#### [PROBLEM REQUIREMENTS]
Every line that includes the word "title" is to be listed.

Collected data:
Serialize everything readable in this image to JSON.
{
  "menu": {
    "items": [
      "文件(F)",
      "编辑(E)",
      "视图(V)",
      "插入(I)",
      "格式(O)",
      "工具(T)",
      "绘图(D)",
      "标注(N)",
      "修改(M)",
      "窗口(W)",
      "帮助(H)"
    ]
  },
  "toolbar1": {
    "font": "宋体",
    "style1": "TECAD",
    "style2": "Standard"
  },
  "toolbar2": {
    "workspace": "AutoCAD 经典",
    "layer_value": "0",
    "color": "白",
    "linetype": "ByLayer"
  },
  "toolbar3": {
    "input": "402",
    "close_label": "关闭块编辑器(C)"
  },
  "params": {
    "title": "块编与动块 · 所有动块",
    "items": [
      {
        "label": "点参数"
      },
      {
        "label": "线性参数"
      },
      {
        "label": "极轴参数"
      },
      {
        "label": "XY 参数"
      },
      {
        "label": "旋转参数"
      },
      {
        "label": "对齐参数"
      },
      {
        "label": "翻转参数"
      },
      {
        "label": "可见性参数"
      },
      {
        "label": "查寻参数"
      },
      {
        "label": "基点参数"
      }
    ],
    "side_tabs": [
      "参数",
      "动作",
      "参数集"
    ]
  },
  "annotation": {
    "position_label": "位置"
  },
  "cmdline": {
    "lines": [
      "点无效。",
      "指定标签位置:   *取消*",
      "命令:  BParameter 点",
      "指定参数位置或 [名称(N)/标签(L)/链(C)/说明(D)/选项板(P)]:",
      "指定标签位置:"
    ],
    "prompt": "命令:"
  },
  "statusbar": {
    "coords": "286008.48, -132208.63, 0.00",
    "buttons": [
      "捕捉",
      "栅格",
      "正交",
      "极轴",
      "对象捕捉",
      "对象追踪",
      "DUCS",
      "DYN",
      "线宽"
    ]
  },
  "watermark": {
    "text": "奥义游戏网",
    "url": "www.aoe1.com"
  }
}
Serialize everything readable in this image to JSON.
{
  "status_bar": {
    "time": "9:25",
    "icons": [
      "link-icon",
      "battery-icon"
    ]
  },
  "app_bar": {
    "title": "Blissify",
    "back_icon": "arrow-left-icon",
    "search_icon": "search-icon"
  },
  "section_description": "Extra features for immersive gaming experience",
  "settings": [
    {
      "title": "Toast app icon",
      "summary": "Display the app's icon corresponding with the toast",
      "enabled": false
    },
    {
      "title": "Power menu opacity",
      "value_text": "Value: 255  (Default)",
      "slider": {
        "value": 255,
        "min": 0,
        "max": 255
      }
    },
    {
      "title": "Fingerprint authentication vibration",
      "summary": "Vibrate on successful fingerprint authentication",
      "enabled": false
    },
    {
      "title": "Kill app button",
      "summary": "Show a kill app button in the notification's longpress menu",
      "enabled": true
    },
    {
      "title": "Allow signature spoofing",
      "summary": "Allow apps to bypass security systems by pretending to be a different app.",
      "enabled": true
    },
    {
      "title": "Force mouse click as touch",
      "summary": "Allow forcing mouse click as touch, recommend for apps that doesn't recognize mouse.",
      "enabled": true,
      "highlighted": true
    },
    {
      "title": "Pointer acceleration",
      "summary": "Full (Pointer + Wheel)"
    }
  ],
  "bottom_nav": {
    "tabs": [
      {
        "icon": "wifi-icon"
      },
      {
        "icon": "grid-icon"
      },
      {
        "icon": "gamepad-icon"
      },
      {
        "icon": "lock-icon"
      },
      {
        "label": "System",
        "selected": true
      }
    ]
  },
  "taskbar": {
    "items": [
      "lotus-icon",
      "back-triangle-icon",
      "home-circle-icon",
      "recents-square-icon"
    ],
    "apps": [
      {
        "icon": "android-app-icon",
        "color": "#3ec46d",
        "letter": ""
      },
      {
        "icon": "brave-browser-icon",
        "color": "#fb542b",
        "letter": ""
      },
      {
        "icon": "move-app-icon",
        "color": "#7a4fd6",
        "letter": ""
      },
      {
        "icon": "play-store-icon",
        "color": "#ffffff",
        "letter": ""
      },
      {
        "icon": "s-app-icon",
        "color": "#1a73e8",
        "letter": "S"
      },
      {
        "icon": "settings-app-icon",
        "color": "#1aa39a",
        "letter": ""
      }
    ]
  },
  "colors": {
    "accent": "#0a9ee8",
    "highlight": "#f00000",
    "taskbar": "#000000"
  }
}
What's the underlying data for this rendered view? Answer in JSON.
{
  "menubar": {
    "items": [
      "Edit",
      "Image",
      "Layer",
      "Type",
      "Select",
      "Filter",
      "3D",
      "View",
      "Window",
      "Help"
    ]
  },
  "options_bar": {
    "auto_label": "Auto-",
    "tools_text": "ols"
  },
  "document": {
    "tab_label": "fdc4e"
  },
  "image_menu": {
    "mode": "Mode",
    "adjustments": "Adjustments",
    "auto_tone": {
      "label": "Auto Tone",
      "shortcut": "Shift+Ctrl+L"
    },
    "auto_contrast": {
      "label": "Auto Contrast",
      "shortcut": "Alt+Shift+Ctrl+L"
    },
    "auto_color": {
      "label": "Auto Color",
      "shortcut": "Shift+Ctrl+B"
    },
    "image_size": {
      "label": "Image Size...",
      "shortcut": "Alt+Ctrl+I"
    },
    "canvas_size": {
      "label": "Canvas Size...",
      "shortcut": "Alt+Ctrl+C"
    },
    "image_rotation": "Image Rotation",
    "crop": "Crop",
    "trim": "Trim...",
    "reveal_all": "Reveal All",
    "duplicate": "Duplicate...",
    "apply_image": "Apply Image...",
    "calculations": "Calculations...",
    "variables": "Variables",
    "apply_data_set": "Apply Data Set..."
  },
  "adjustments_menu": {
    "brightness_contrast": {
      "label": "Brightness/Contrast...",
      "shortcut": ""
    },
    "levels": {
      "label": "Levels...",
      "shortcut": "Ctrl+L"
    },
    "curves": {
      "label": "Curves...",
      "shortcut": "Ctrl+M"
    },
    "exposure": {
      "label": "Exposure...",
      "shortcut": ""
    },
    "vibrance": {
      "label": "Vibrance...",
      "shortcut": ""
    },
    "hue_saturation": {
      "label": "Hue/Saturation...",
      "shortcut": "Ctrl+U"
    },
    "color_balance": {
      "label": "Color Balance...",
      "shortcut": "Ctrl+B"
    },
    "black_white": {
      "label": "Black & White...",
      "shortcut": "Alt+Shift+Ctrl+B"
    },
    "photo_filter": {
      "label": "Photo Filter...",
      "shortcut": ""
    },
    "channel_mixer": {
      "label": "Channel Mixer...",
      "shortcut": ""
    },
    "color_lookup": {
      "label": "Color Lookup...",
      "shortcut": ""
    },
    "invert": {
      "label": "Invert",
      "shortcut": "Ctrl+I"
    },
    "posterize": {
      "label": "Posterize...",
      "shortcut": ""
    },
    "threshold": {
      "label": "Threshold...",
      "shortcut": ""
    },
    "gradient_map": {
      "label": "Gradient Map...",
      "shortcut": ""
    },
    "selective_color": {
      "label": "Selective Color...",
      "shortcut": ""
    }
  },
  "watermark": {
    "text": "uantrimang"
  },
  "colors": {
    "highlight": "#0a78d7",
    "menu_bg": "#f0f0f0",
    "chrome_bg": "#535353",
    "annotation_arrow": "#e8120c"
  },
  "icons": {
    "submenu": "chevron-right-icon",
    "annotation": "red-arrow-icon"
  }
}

#### [WORKED SOLUTION]
    "title": "块编与动块 · 所有动块",
    "title": "Blissify",
      "title": "Toast app icon",
      "title": "Power menu opacity",
      "title": "Fingerprint authentication vibration",
      "title": "Kill app button",
      "title": "Allow signature spoofing",
      "title": "Force mouse click as touch",
      "title": "Pointer acceleration",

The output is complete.